• SHORT EXERCISE
Copy out each line exactly as it appears.

## begin GIVEN DATA

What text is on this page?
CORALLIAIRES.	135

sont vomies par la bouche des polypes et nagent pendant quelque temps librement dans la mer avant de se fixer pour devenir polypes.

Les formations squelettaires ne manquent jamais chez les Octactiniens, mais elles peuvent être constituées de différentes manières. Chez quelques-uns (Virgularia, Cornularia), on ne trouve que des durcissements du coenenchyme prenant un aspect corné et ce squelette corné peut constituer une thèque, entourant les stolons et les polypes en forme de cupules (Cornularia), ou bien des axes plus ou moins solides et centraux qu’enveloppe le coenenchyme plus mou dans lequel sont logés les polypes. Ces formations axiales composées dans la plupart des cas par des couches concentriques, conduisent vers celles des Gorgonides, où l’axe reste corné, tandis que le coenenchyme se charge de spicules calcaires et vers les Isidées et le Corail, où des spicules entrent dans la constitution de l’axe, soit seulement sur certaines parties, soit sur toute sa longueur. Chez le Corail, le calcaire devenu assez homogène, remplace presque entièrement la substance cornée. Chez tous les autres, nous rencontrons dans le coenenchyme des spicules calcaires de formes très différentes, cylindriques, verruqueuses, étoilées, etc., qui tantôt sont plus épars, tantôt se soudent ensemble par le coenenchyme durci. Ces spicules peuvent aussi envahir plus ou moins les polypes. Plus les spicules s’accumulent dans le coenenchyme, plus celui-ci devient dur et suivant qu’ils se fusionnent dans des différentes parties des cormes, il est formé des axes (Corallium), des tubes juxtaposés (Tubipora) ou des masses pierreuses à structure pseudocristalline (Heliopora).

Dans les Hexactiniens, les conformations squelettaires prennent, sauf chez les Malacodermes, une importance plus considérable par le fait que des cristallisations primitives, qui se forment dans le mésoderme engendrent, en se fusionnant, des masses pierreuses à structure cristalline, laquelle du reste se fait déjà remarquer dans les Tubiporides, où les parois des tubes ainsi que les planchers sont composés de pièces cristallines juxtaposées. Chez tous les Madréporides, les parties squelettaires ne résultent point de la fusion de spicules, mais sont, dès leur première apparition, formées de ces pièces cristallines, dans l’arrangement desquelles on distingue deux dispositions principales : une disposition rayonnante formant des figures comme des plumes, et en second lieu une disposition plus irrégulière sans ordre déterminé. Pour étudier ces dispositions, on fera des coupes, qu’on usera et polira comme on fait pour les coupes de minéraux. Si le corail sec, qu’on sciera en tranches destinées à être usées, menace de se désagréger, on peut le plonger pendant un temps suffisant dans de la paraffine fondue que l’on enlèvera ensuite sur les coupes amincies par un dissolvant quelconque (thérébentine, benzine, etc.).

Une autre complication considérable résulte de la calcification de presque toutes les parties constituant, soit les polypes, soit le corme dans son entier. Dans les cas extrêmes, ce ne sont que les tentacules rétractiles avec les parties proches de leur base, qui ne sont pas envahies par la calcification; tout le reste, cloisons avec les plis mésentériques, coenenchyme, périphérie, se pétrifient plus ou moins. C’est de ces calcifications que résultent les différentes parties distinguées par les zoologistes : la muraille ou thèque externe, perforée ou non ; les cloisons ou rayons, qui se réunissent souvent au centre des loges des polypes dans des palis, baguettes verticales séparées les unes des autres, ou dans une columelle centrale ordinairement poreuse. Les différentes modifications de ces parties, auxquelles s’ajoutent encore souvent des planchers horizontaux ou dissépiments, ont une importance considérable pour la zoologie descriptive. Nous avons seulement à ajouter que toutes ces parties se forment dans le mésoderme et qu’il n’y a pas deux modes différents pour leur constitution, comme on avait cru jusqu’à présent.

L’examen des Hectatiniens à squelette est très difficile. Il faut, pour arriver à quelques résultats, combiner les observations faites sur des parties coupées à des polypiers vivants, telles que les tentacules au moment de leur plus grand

## end GIVEN DATA

• ANSWER IN FULL
What text is on this page?
CORALLIAIRES.	135

sont vomies par la bouche des polypes et nagent pendant quelque temps librement dans la mer avant de se fixer pour devenir polypes.

Les formations squelettaires ne manquent jamais chez les Octactiniens, mais elles peuvent être constituées de différentes manières. Chez quelques-uns (Virgularia, Cornularia), on ne trouve que des durcissements du coenenchyme prenant un aspect corné et ce squelette corné peut constituer une thèque, entourant les stolons et les polypes en forme de cupules (Cornularia), ou bien des axes plus ou moins solides et centraux qu’enveloppe le coenenchyme plus mou dans lequel sont logés les polypes. Ces formations axiales composées dans la plupart des cas par des couches concentriques, conduisent vers celles des Gorgonides, où l’axe reste corné, tandis que le coenenchyme se charge de spicules calcaires et vers les Isidées et le Corail, où des spicules entrent dans la constitution de l’axe, soit seulement sur certaines parties, soit sur toute sa longueur. Chez le Corail, le calcaire devenu assez homogène, remplace presque entièrement la substance cornée. Chez tous les autres, nous rencontrons dans le coenenchyme des spicules calcaires de formes très différentes, cylindriques, verruqueuses, étoilées, etc., qui tantôt sont plus épars, tantôt se soudent ensemble par le coenenchyme durci. Ces spicules peuvent aussi envahir plus ou moins les polypes. Plus les spicules s’accumulent dans le coenenchyme, plus celui-ci devient dur et suivant qu’ils se fusionnent dans des différentes parties des cormes, il est formé des axes (Corallium), des tubes juxtaposés (Tubipora) ou des masses pierreuses à structure pseudocristalline (Heliopora).

Dans les Hexactiniens, les conformations squelettaires prennent, sauf chez les Malacodermes, une importance plus considérable par le fait que des cristallisations primitives, qui se forment dans le mésoderme engendrent, en se fusionnant, des masses pierreuses à structure cristalline, laquelle du reste se fait déjà remarquer dans les Tubiporides, où les parois des tubes ainsi que les planchers sont composés de pièces cristallines juxtaposées. Chez tous les Madréporides, les parties squelettaires ne résultent point de la fusion de spicules, mais sont, dès leur première apparition, formées de ces pièces cristallines, dans l’arrangement desquelles on distingue deux dispositions principales : une disposition rayonnante formant des figures comme des plumes, et en second lieu une disposition plus irrégulière sans ordre déterminé. Pour étudier ces dispositions, on fera des coupes, qu’on usera et polira comme on fait pour les coupes de minéraux. Si le corail sec, qu’on sciera en tranches destinées à être usées, menace de se désagréger, on peut le plonger pendant un temps suffisant dans de la paraffine fondue que l’on enlèvera ensuite sur les coupes amincies par un dissolvant quelconque (thérébentine, benzine, etc.).

Une autre complication considérable résulte de la calcification de presque toutes les parties constituant, soit les polypes, soit le corme dans son entier. Dans les cas extrêmes, ce ne sont que les tentacules rétractiles avec les parties proches de leur base, qui ne sont pas envahies par la calcification; tout le reste, cloisons avec les plis mésentériques, coenenchyme, périphérie, se pétrifient plus ou moins. C’est de ces calcifications que résultent les différentes parties distinguées par les zoologistes : la muraille ou thèque externe, perforée ou non ; les cloisons ou rayons, qui se réunissent souvent au centre des loges des polypes dans des palis, baguettes verticales séparées les unes des autres, ou dans une columelle centrale ordinairement poreuse. Les différentes modifications de ces parties, auxquelles s’ajoutent encore souvent des planchers horizontaux ou dissépiments, ont une importance considérable pour la zoologie descriptive. Nous avons seulement à ajouter que toutes ces parties se forment dans le mésoderme et qu’il n’y a pas deux modes différents pour leur constitution, comme on avait cru jusqu’à présent.

L’examen des Hectatiniens à squelette est très difficile. Il faut, pour arriver à quelques résultats, combiner les observations faites sur des parties coupées à des polypiers vivants, telles que les tentacules au moment de leur plus grand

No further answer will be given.